BRIEF:
From the entries provided below, copy each line that contains the word "Activity".
-- MATERIAL TO PROCESS start --
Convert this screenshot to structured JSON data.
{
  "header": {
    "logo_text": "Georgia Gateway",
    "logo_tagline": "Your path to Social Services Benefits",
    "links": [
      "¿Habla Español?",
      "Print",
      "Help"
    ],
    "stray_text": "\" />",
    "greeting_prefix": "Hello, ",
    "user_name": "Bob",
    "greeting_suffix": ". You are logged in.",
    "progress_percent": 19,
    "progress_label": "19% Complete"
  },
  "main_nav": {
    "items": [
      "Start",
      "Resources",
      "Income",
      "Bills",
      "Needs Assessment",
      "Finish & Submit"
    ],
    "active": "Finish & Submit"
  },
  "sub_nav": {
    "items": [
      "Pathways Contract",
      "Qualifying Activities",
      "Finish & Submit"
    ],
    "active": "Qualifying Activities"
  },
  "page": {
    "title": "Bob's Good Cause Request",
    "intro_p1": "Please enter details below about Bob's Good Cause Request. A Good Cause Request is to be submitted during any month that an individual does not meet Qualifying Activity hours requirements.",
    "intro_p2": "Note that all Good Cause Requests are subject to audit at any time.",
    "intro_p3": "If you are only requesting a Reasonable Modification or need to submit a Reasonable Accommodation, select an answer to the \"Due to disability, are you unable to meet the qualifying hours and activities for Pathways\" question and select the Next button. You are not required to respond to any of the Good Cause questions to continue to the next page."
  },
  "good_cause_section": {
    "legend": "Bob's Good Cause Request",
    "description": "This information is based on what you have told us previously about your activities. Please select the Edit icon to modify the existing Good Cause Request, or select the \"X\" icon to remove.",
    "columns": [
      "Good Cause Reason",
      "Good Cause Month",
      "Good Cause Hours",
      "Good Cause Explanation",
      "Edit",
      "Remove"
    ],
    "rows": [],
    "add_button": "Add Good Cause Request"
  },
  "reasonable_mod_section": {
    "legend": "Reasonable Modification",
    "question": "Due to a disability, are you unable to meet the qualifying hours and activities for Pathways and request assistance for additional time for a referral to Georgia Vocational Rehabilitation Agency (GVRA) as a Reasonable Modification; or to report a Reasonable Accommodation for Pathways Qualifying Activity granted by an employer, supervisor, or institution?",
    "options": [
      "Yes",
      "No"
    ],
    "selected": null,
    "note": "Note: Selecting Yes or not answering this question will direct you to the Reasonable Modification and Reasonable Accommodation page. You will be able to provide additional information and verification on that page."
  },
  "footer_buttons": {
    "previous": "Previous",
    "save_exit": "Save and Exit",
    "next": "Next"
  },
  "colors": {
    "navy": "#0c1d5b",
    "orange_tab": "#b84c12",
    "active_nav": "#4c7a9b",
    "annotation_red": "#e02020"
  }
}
-- MATERIAL TO PROCESS end --
OUTPUT FOR THIS TASK:
    "intro_p1": "Please enter details below about Bob's Good Cause Request. A Good Cause Request is to be submitted during any month that an individual does not meet Qualifying Activity hours requirements.",
    "question": "Due to a disability, are you unable to meet the qualifying hours and activities for Pathways and request assistance for additional time for a referral to Georgia Vocational Rehabilitation Agency (GVRA) as a Reasonable Modification; or to report a Reasonable Accommodation for Pathways Qualifying Activity granted by an employer, supervisor, or institution?",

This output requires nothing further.